------ ENTRIES SUPPLIED ------

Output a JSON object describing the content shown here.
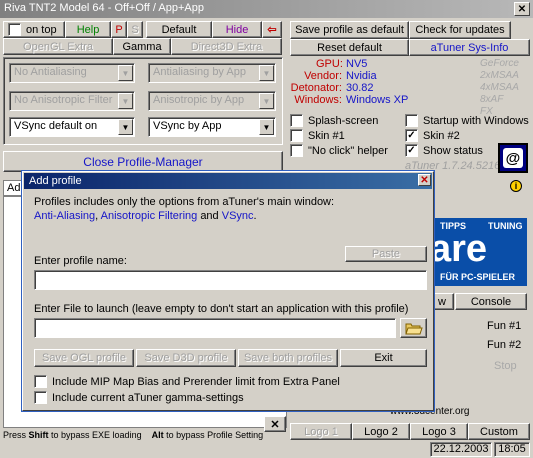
{
  "window": {
    "title": "Riva TNT2 Model 64 - Off+Off / App+App"
  },
  "toolbar": {
    "on_top": "on top",
    "help": "Help",
    "p": "P",
    "s": "S",
    "default": "Default",
    "hide": "Hide",
    "opengl_extra": "OpenGL Extra",
    "gamma": "Gamma",
    "direct3d_extra": "Direct3D Extra"
  },
  "right_buttons": {
    "save_profile_default": "Save profile as default",
    "check_updates": "Check for updates",
    "reset_default": "Reset default",
    "sysinfo": "aTuner Sys-Info"
  },
  "sysinfo": {
    "gpu_label": "GPU:",
    "gpu_value": "NV5",
    "vendor_label": "Vendor:",
    "vendor_value": "Nvidia",
    "detonator_label": "Detonator:",
    "detonator_value": "30.82",
    "windows_label": "Windows:",
    "windows_value": "Windows XP",
    "side": [
      "GeForce",
      "2xMSAA",
      "4xMSAA",
      "8xAF",
      "FX"
    ]
  },
  "combos": {
    "aa": "No Antialiasing",
    "af": "No Anisotropic Filter",
    "vsync": "VSync default on",
    "aa_app": "Antialiasing by App",
    "af_app": "Anisotropic by App",
    "vsync_app": "VSync by App"
  },
  "options": {
    "splash": "Splash-screen",
    "skin1": "Skin #1",
    "noclick": "\"No click\" helper",
    "startup": "Startup with Windows",
    "skin2": "Skin #2",
    "status": "Show status",
    "version": "aTuner 1.7.24.5216"
  },
  "close_profile_manager": "Close Profile-Manager",
  "add_tab": "Add",
  "ad": {
    "tipps": "TIPPS",
    "tuning": "TUNING",
    "big": "are",
    "sub": "FÜR PC-SPIELER",
    "url": "www.3dcenter.org"
  },
  "panel_tabs": {
    "view": "w",
    "console": "Console"
  },
  "fun": {
    "fun1": "Fun #1",
    "fun2": "Fun #2",
    "stop": "Stop"
  },
  "logos": {
    "logo1": "Logo 1",
    "logo2": "Logo 2",
    "logo3": "Logo 3",
    "custom": "Custom"
  },
  "footer": {
    "press": "Press ",
    "shift": "Shift",
    "bypass_exe": " to bypass EXE loading",
    "alt": "Alt",
    "bypass_profile": " to bypass Profile Setting"
  },
  "status_bar": {
    "date": "22.12.2003",
    "time": "18:05"
  },
  "dialog": {
    "title": "Add profile",
    "info_line1": "Profiles includes only the options from aTuner's main window:",
    "aa": "Anti-Aliasing",
    "comma": ",",
    "af": "Anisotropic Filtering",
    "and": "and",
    "vsync": "VSync",
    "period": ".",
    "paste": "Paste",
    "profile_name_label": "Enter profile name:",
    "profile_name_value": "",
    "file_label": "Enter File to launch (leave empty to don't start an application with this profile)",
    "file_value": "",
    "save_ogl": "Save OGL profile",
    "save_d3d": "Save D3D profile",
    "save_both": "Save both profiles",
    "exit": "Exit",
    "mip_map": "Include MIP Map Bias and Prerender limit from Extra Panel",
    "gamma": "Include current aTuner gamma-settings"
  }
}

------

Take every line from the data above that holds "default" and copy it out.

    "default": "Default",
    "save_profile_default": "Save profile as default",
    "reset_default": "Reset default",
    "vsync": "VSync default on",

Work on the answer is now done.